Return the full listing exactly as it is written.

[START]

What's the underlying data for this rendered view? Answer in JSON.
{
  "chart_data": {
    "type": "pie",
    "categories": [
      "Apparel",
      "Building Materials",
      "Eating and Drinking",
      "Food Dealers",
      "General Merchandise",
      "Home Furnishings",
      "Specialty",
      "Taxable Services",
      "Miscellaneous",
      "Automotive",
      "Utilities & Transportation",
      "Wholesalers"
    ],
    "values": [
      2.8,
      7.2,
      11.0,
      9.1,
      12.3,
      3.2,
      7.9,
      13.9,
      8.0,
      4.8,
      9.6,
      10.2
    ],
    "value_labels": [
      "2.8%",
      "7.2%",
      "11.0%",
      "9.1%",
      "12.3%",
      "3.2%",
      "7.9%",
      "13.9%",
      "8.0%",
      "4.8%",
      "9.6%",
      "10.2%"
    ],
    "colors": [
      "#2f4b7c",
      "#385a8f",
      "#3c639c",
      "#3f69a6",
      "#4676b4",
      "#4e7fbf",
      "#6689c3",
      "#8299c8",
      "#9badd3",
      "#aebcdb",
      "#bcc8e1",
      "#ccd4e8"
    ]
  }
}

[END]

Task response »
What's the underlying data for this rendered view? Answer in JSON.
{
  "chart_data": {
    "type": "pie",
    "categories": [
      "Apparel",
      "Building Materials",
      "Eating and Drinking",
      "Food Dealers",
      "General Merchandise",
      "Home Furnishings",
      "Specialty",
      "Taxable Services",
      "Miscellaneous",
      "Automotive",
      "Utilities & Transportation",
      "Wholesalers"
    ],
    "values": [
      2.8,
      7.2,
      11.0,
      9.1,
      12.3,
      3.2,
      7.9,
      13.9,
      8.0,
      4.8,
      9.6,
      10.2
    ],
    "value_labels": [
      "2.8%",
      "7.2%",
      "11.0%",
      "9.1%",
      "12.3%",
      "3.2%",
      "7.9%",
      "13.9%",
      "8.0%",
      "4.8%",
      "9.6%",
      "10.2%"
    ],
    "colors": [
      "#2f4b7c",
      "#385a8f",
      "#3c639c",
      "#3f69a6",
      "#4676b4",
      "#4e7fbf",
      "#6689c3",
      "#8299c8",
      "#9badd3",
      "#aebcdb",
      "#bcc8e1",
      "#ccd4e8"
    ]
  }
}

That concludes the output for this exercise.